Records from a data source
• • • • • • •

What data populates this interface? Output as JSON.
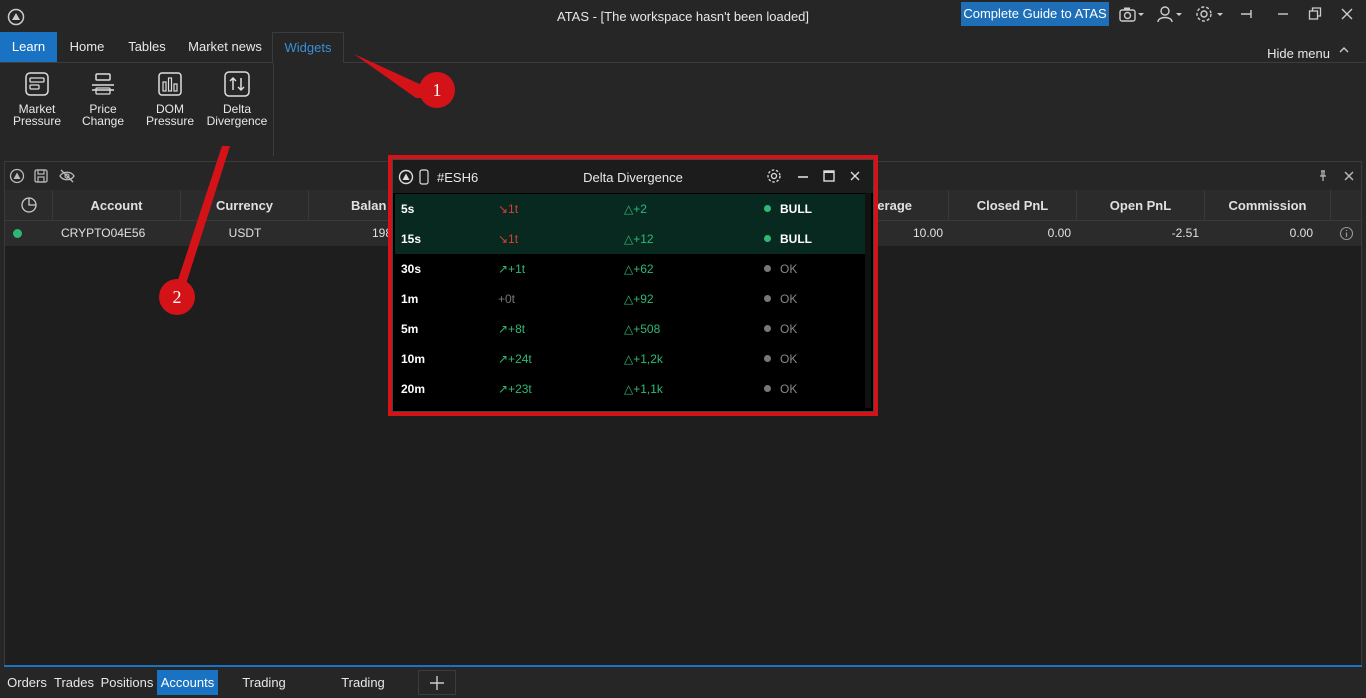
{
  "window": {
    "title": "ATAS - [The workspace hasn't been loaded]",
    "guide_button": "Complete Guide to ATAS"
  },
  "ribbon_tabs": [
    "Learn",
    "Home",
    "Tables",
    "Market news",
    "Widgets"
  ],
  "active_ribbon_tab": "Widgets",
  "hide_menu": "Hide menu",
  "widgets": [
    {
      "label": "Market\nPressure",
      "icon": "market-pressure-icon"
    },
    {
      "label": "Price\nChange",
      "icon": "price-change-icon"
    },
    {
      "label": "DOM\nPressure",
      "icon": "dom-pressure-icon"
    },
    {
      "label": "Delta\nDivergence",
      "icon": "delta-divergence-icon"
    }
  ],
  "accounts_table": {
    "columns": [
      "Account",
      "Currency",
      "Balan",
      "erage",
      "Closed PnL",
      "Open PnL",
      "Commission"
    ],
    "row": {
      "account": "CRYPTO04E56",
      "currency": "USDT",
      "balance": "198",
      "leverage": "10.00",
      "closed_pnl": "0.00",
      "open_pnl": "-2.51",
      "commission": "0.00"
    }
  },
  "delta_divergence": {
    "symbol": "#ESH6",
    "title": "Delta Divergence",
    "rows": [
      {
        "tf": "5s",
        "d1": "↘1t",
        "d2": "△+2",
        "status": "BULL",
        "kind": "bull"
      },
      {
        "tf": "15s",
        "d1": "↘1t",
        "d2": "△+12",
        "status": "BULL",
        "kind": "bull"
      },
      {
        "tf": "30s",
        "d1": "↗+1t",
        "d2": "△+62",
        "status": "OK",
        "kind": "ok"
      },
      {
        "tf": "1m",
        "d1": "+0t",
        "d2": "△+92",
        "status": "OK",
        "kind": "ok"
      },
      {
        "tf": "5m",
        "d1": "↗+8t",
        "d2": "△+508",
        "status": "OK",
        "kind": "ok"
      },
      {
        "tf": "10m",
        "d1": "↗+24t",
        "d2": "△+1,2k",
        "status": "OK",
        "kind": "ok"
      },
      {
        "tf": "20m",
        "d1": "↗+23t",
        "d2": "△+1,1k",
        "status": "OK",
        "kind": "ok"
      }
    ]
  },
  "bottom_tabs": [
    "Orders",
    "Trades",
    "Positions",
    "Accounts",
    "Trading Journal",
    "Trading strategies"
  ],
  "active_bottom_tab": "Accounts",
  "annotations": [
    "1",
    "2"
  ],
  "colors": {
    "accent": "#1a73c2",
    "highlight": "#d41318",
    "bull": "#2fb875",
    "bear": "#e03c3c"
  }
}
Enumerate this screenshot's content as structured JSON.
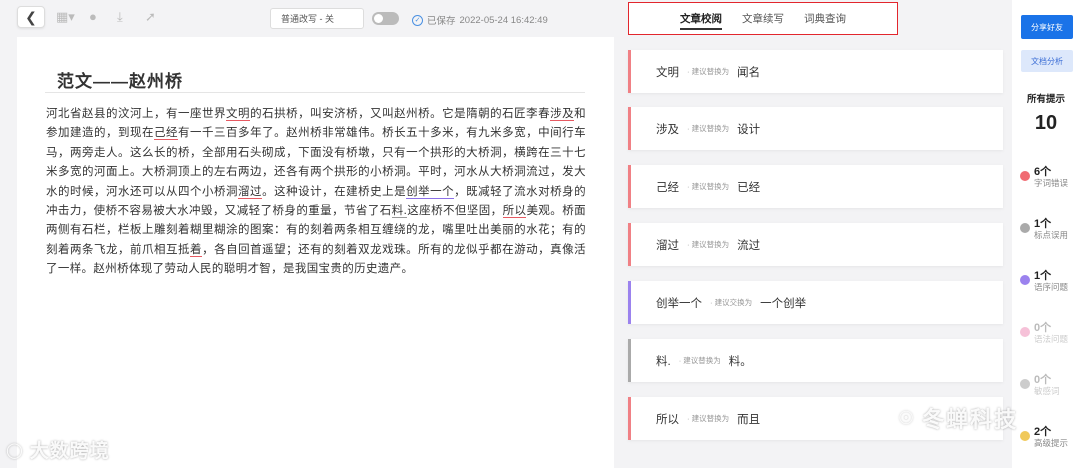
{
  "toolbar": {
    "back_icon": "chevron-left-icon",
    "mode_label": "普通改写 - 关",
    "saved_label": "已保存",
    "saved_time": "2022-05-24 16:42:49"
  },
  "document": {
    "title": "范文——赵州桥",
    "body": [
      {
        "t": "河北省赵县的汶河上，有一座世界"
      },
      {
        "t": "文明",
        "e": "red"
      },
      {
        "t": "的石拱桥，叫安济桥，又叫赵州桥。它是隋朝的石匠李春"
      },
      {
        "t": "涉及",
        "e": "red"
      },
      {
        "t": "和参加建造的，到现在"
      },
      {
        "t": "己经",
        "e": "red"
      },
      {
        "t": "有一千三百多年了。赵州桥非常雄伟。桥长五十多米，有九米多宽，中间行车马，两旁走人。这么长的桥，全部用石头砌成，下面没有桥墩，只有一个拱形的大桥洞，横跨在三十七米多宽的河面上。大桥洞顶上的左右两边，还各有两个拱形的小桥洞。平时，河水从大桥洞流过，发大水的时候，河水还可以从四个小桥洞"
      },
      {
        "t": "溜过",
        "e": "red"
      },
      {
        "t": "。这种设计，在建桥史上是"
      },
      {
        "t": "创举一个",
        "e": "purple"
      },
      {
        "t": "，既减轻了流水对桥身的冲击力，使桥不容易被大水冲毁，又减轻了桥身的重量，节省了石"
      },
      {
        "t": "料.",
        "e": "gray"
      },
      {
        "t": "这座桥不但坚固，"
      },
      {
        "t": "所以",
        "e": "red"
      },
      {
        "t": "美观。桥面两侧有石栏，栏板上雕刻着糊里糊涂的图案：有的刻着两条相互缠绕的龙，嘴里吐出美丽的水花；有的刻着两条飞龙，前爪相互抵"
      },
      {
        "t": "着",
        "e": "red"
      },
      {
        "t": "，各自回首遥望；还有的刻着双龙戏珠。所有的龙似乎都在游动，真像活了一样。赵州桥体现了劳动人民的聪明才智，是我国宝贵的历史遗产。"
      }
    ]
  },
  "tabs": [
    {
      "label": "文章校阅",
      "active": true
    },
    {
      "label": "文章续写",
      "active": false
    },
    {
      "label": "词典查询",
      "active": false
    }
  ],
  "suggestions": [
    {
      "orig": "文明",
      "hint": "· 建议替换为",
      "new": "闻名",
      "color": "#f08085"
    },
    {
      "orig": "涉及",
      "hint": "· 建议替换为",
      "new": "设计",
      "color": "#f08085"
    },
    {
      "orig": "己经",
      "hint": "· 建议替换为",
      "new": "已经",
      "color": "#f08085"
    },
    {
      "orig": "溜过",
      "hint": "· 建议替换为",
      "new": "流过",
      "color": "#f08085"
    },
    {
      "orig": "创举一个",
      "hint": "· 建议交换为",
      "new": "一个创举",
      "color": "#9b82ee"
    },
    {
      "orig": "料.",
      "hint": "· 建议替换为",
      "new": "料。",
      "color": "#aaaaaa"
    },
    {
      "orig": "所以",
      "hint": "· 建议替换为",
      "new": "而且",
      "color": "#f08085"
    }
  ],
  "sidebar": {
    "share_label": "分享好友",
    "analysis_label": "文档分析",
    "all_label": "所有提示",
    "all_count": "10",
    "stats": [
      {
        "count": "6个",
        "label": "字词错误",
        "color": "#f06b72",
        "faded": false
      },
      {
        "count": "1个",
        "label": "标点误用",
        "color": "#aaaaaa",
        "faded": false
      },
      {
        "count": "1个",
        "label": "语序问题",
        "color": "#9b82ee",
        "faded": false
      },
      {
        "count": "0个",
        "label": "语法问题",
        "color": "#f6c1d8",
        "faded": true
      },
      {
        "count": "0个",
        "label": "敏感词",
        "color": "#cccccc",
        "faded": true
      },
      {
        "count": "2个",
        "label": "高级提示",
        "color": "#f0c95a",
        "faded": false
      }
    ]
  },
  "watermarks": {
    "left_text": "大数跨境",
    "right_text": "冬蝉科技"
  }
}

• • • • • • •

→ PROBLEM DESCRIPTION
Reproduce every record word for word. The copy must contain no pictures.

→ TASK RESPONSE
What data populates this interface? Output as JSON.
{
  "window": {
    "title": "ATAS - [The workspace hasn't been loaded]",
    "guide_button": "Complete Guide to ATAS"
  },
  "ribbon_tabs": [
    "Learn",
    "Home",
    "Tables",
    "Market news",
    "Widgets"
  ],
  "active_ribbon_tab": "Widgets",
  "hide_menu": "Hide menu",
  "widgets": [
    {
      "label": "Market\nPressure",
      "icon": "market-pressure-icon"
    },
    {
      "label": "Price\nChange",
      "icon": "price-change-icon"
    },
    {
      "label": "DOM\nPressure",
      "icon": "dom-pressure-icon"
    },
    {
      "label": "Delta\nDivergence",
      "icon": "delta-divergence-icon"
    }
  ],
  "accounts_table": {
    "columns": [
      "Account",
      "Currency",
      "Balan",
      "erage",
      "Closed PnL",
      "Open PnL",
      "Commission"
    ],
    "row": {
      "account": "CRYPTO04E56",
      "currency": "USDT",
      "balance": "198",
      "leverage": "10.00",
      "closed_pnl": "0.00",
      "open_pnl": "-2.51",
      "commission": "0.00"
    }
  },
  "delta_divergence": {
    "symbol": "#ESH6",
    "title": "Delta Divergence",
    "rows": [
      {
        "tf": "5s",
        "d1": "↘1t",
        "d2": "△+2",
        "status": "BULL",
        "kind": "bull"
      },
      {
        "tf": "15s",
        "d1": "↘1t",
        "d2": "△+12",
        "status": "BULL",
        "kind": "bull"
      },
      {
        "tf": "30s",
        "d1": "↗+1t",
        "d2": "△+62",
        "status": "OK",
        "kind": "ok"
      },
      {
        "tf": "1m",
        "d1": "+0t",
        "d2": "△+92",
        "status": "OK",
        "kind": "ok"
      },
      {
        "tf": "5m",
        "d1": "↗+8t",
        "d2": "△+508",
        "status": "OK",
        "kind": "ok"
      },
      {
        "tf": "10m",
        "d1": "↗+24t",
        "d2": "△+1,2k",
        "status": "OK",
        "kind": "ok"
      },
      {
        "tf": "20m",
        "d1": "↗+23t",
        "d2": "△+1,1k",
        "status": "OK",
        "kind": "ok"
      }
    ]
  },
  "bottom_tabs": [
    "Orders",
    "Trades",
    "Positions",
    "Accounts",
    "Trading Journal",
    "Trading strategies"
  ],
  "active_bottom_tab": "Accounts",
  "annotations": [
    "1",
    "2"
  ],
  "colors": {
    "accent": "#1a73c2",
    "highlight": "#d41318",
    "bull": "#2fb875",
    "bear": "#e03c3c"
  }
}
Enumerate this screenshot's content as structured JSON.
{
  "toolbar": {
    "back_icon": "chevron-left-icon",
    "mode_label": "普通改写 - 关",
    "saved_label": "已保存",
    "saved_time": "2022-05-24 16:42:49"
  },
  "document": {
    "title": "范文——赵州桥",
    "body": [
      {
        "t": "河北省赵县的汶河上，有一座世界"
      },
      {
        "t": "文明",
        "e": "red"
      },
      {
        "t": "的石拱桥，叫安济桥，又叫赵州桥。它是隋朝的石匠李春"
      },
      {
        "t": "涉及",
        "e": "red"
      },
      {
        "t": "和参加建造的，到现在"
      },
      {
        "t": "己经",
        "e": "red"
      },
      {
        "t": "有一千三百多年了。赵州桥非常雄伟。桥长五十多米，有九米多宽，中间行车马，两旁走人。这么长的桥，全部用石头砌成，下面没有桥墩，只有一个拱形的大桥洞，横跨在三十七米多宽的河面上。大桥洞顶上的左右两边，还各有两个拱形的小桥洞。平时，河水从大桥洞流过，发大水的时候，河水还可以从四个小桥洞"
      },
      {
        "t": "溜过",
        "e": "red"
      },
      {
        "t": "。这种设计，在建桥史上是"
      },
      {
        "t": "创举一个",
        "e": "purple"
      },
      {
        "t": "，既减轻了流水对桥身的冲击力，使桥不容易被大水冲毁，又减轻了桥身的重量，节省了石"
      },
      {
        "t": "料.",
        "e": "gray"
      },
      {
        "t": "这座桥不但坚固，"
      },
      {
        "t": "所以",
        "e": "red"
      },
      {
        "t": "美观。桥面两侧有石栏，栏板上雕刻着糊里糊涂的图案：有的刻着两条相互缠绕的龙，嘴里吐出美丽的水花；有的刻着两条飞龙，前爪相互抵"
      },
      {
        "t": "着",
        "e": "red"
      },
      {
        "t": "，各自回首遥望；还有的刻着双龙戏珠。所有的龙似乎都在游动，真像活了一样。赵州桥体现了劳动人民的聪明才智，是我国宝贵的历史遗产。"
      }
    ]
  },
  "tabs": [
    {
      "label": "文章校阅",
      "active": true
    },
    {
      "label": "文章续写",
      "active": false
    },
    {
      "label": "词典查询",
      "active": false
    }
  ],
  "suggestions": [
    {
      "orig": "文明",
      "hint": "· 建议替换为",
      "new": "闻名",
      "color": "#f08085"
    },
    {
      "orig": "涉及",
      "hint": "· 建议替换为",
      "new": "设计",
      "color": "#f08085"
    },
    {
      "orig": "己经",
      "hint": "· 建议替换为",
      "new": "已经",
      "color": "#f08085"
    },
    {
      "orig": "溜过",
      "hint": "· 建议替换为",
      "new": "流过",
      "color": "#f08085"
    },
    {
      "orig": "创举一个",
      "hint": "· 建议交换为",
      "new": "一个创举",
      "color": "#9b82ee"
    },
    {
      "orig": "料.",
      "hint": "· 建议替换为",
      "new": "料。",
      "color": "#aaaaaa"
    },
    {
      "orig": "所以",
      "hint": "· 建议替换为",
      "new": "而且",
      "color": "#f08085"
    }
  ],
  "sidebar": {
    "share_label": "分享好友",
    "analysis_label": "文档分析",
    "all_label": "所有提示",
    "all_count": "10",
    "stats": [
      {
        "count": "6个",
        "label": "字词错误",
        "color": "#f06b72",
        "faded": false
      },
      {
        "count": "1个",
        "label": "标点误用",
        "color": "#aaaaaa",
        "faded": false
      },
      {
        "count": "1个",
        "label": "语序问题",
        "color": "#9b82ee",
        "faded": false
      },
      {
        "count": "0个",
        "label": "语法问题",
        "color": "#f6c1d8",
        "faded": true
      },
      {
        "count": "0个",
        "label": "敏感词",
        "color": "#cccccc",
        "faded": true
      },
      {
        "count": "2个",
        "label": "高级提示",
        "color": "#f0c95a",
        "faded": false
      }
    ]
  },
  "watermarks": {
    "left_text": "大数跨境",
    "right_text": "冬蝉科技"
  }
}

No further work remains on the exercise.